> Reading text
New Mexico was admitted to the union as the 47th state on January 6, 1912, followed by Arizona as the 48th state on February 14, 1912. The Flag Act of 1818 specifies "That on the admission of every new state into the Union, one star be added to the union of the flag; and that such addition shall take effect of the fourth day of July then next succeeding such admission." On July 4, 1912, the official flag design jumped from 46 to 48 stars, and there never was an official 47-star flag.

The provenance of the museum's 47-star flag is unknown, although it presumably was manufactured to celebrate New Mexico's entry into the Union. The flag hung for many years in a bar in Blue Lake, California. The bar owner, Wade Topping, a former resident of Alamogordo, recognized the significance of the flag and donated it to the museum in 1999.

The 47-star flags are very rare and the number in existence is unknown. One flag is in the collection of the Museum at the Palace of the Governors in Santa Fe, New Mexico. The curator at the Palace, Diana De Santis, researched the subject and also found a reported 47-star flag in the collection of the Fort McHenry National Monument and Historic Shrine in Baltimore, Maryland. Bob Adamowski of Bellevue, Washington donated a 47-star flag to the Smithsonian Institution in 2005.

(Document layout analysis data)

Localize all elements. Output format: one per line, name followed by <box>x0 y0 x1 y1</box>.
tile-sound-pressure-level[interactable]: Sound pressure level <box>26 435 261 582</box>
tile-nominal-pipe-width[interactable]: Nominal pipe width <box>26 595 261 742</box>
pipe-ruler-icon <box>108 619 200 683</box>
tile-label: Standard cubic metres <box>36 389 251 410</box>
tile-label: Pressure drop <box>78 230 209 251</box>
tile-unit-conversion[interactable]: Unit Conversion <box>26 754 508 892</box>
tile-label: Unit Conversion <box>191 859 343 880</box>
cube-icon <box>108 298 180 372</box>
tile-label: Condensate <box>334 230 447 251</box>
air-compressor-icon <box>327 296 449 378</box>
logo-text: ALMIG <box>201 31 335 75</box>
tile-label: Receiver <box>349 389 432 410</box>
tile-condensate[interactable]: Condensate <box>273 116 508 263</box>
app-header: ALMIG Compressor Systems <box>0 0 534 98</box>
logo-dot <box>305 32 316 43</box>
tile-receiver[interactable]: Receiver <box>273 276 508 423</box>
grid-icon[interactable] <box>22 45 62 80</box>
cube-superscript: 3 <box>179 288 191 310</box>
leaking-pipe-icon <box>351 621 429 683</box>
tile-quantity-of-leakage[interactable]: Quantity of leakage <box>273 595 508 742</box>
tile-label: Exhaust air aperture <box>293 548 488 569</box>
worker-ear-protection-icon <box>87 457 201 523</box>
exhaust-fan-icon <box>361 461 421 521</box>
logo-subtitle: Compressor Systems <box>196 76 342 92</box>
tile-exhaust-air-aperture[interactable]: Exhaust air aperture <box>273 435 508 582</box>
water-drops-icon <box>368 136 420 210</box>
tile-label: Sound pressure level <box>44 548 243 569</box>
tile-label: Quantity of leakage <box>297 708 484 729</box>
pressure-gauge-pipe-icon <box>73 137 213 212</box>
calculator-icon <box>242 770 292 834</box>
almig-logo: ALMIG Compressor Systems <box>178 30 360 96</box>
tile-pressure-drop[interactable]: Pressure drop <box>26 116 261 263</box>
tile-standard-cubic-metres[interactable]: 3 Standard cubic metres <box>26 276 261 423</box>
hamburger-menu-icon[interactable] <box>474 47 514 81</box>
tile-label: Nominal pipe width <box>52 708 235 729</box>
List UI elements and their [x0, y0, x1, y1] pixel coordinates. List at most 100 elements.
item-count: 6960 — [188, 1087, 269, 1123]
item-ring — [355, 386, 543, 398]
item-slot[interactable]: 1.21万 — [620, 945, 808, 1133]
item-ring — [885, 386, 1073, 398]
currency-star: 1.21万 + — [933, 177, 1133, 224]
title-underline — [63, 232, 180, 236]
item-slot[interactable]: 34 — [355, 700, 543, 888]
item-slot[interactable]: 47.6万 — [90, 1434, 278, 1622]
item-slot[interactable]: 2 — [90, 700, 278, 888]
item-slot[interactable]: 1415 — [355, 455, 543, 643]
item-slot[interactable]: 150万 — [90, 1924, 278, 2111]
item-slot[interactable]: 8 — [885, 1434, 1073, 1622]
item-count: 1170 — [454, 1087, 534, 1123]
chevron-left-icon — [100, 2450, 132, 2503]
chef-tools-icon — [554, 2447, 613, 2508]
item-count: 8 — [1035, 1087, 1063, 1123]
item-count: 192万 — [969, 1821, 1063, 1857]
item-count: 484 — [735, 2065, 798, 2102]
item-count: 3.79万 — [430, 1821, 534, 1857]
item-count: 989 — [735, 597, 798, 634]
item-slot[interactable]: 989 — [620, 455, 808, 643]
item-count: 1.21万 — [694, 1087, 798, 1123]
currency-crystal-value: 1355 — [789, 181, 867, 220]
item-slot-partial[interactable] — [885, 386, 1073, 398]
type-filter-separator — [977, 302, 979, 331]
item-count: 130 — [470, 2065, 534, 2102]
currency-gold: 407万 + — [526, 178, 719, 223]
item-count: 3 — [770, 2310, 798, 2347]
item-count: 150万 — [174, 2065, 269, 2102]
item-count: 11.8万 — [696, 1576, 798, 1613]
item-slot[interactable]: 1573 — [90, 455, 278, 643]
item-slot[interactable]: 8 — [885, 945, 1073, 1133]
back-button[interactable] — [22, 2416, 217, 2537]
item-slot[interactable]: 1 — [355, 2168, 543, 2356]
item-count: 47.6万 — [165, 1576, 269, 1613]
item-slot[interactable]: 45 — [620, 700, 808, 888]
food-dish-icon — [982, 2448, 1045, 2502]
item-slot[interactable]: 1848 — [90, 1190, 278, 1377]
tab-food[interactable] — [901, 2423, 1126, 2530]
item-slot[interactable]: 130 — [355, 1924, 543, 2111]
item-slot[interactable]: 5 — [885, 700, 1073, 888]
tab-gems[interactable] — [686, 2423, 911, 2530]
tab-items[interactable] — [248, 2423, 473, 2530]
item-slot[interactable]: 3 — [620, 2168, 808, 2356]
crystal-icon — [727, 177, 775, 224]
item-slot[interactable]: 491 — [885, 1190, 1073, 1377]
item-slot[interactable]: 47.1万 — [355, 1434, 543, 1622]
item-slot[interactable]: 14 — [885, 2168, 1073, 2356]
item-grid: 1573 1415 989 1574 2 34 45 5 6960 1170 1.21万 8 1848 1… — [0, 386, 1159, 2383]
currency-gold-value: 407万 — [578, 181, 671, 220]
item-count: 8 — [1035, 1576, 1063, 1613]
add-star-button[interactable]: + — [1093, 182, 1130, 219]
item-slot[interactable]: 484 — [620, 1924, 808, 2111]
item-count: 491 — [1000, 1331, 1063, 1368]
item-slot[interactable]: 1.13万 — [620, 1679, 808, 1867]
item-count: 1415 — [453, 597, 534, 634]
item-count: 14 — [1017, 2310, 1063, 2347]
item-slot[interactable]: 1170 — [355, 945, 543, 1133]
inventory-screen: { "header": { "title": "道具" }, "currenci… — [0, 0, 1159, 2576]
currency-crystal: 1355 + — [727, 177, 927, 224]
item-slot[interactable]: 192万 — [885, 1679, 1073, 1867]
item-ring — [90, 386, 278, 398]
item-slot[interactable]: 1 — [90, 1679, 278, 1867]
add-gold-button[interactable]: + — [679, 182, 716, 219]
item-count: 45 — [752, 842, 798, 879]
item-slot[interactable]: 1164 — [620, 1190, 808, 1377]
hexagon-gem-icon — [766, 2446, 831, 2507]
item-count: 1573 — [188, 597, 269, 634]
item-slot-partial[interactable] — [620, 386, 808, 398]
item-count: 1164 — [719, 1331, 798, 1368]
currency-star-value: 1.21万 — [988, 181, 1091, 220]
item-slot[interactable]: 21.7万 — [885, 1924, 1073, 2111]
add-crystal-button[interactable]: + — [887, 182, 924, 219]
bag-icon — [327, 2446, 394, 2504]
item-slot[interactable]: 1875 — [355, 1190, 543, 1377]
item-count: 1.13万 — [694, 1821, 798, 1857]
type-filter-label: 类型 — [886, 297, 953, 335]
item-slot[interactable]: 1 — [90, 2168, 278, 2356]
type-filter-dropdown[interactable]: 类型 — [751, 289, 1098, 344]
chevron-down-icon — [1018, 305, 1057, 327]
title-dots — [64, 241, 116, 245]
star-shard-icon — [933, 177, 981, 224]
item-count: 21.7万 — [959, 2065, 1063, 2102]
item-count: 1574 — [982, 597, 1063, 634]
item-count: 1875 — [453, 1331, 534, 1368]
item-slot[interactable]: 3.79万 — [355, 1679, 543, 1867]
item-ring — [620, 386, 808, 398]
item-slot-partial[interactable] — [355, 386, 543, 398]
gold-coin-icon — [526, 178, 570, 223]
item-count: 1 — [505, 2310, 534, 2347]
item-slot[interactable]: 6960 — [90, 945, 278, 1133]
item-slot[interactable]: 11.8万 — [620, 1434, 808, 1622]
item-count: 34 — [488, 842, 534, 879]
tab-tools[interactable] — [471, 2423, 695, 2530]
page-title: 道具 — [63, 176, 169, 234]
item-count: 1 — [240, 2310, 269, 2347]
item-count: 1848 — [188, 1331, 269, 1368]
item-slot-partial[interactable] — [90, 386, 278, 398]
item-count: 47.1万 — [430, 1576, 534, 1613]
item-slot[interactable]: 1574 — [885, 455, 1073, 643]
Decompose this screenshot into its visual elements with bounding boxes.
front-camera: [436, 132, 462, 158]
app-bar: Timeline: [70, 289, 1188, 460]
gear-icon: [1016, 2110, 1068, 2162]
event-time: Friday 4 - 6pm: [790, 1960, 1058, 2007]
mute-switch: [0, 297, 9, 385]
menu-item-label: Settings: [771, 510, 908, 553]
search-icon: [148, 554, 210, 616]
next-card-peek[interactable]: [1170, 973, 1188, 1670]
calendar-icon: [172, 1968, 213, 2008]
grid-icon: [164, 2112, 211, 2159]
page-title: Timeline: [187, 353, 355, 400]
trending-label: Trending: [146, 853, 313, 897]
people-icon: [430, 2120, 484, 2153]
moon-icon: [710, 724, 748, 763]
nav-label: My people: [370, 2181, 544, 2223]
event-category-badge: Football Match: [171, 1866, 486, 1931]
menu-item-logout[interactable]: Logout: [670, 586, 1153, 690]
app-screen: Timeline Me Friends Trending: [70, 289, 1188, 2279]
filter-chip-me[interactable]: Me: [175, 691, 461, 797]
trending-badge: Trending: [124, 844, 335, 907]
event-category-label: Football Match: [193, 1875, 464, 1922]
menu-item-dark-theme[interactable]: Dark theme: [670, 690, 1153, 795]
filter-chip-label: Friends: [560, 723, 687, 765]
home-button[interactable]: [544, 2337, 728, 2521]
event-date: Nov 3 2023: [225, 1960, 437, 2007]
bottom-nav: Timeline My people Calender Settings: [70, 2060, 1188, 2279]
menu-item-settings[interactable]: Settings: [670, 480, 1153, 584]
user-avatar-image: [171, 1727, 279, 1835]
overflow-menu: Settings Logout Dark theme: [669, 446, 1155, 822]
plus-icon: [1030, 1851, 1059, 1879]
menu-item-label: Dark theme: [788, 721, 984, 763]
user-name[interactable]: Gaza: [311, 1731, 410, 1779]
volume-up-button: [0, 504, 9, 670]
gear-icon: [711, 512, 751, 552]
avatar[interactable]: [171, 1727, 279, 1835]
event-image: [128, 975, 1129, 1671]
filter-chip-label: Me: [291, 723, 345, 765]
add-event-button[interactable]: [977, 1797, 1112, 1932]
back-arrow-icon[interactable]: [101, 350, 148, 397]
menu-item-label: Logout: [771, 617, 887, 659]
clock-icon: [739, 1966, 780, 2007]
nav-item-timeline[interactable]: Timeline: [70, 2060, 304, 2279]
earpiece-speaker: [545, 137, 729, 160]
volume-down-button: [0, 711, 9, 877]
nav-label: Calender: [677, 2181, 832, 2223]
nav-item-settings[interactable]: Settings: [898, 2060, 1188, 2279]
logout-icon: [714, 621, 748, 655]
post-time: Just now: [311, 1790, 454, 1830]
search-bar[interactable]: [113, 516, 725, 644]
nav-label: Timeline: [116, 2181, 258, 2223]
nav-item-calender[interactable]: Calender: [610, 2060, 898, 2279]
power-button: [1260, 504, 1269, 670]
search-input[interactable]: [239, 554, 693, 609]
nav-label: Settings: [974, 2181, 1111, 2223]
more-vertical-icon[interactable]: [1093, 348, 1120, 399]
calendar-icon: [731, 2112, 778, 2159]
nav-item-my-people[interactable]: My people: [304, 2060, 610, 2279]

> Work request
Answer these questions from the text on 47-star flags:
(a) On what date was Arizona admitted as the 48th state?
(b) Where did the museum's 47-star flag hang for many years?
(c) Who donated a 47-star flag to the Smithsonian Institution in 2005?

> Finished exercise
(a) February 14, 1912
(b) In a bar in Blue Lake, California
(c) Bob Adamowski of Bellevue, Washington